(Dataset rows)
# # # # #

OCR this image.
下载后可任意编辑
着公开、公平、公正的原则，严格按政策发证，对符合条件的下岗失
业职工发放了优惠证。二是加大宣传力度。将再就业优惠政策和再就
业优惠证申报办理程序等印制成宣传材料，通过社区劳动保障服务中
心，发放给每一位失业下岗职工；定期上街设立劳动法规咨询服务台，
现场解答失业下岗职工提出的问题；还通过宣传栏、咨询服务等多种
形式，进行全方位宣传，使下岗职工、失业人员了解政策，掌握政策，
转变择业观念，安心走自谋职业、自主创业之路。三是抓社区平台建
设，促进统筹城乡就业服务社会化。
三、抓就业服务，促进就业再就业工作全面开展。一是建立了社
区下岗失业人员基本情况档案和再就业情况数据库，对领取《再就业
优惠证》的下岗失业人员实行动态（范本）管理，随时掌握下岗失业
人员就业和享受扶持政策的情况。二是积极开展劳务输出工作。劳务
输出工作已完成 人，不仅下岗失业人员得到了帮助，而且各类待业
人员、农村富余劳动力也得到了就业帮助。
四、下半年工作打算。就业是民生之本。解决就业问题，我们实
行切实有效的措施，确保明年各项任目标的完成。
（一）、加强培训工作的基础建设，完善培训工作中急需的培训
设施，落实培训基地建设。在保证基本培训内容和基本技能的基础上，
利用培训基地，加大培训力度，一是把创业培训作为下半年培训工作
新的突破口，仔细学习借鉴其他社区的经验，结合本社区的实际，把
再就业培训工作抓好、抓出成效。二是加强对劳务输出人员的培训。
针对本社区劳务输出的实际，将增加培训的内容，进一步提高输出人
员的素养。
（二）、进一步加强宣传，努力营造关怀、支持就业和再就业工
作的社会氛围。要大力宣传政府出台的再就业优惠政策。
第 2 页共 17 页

# # # # #

WRITTEN TASK ▸ Reproduce the data shown above exactly.

EXERCISE ANSWER ▸
OCR this image.
下载后可任意编辑
着公开、公平、公正的原则，严格按政策发证，对符合条件的下岗失
业职工发放了优惠证。二是加大宣传力度。将再就业优惠政策和再就
业优惠证申报办理程序等印制成宣传材料，通过社区劳动保障服务中
心，发放给每一位失业下岗职工；定期上街设立劳动法规咨询服务台，
现场解答失业下岗职工提出的问题；还通过宣传栏、咨询服务等多种
形式，进行全方位宣传，使下岗职工、失业人员了解政策，掌握政策，
转变择业观念，安心走自谋职业、自主创业之路。三是抓社区平台建
设，促进统筹城乡就业服务社会化。
三、抓就业服务，促进就业再就业工作全面开展。一是建立了社
区下岗失业人员基本情况档案和再就业情况数据库，对领取《再就业
优惠证》的下岗失业人员实行动态（范本）管理，随时掌握下岗失业
人员就业和享受扶持政策的情况。二是积极开展劳务输出工作。劳务
输出工作已完成 人，不仅下岗失业人员得到了帮助，而且各类待业
人员、农村富余劳动力也得到了就业帮助。
四、下半年工作打算。就业是民生之本。解决就业问题，我们实
行切实有效的措施，确保明年各项任目标的完成。
（一）、加强培训工作的基础建设，完善培训工作中急需的培训
设施，落实培训基地建设。在保证基本培训内容和基本技能的基础上，
利用培训基地，加大培训力度，一是把创业培训作为下半年培训工作
新的突破口，仔细学习借鉴其他社区的经验，结合本社区的实际，把
再就业培训工作抓好、抓出成效。二是加强对劳务输出人员的培训。
针对本社区劳务输出的实际，将增加培训的内容，进一步提高输出人
员的素养。
（二）、进一步加强宣传，努力营造关怀、支持就业和再就业工
作的社会氛围。要大力宣传政府出台的再就业优惠政策。
第 2 页共 17 页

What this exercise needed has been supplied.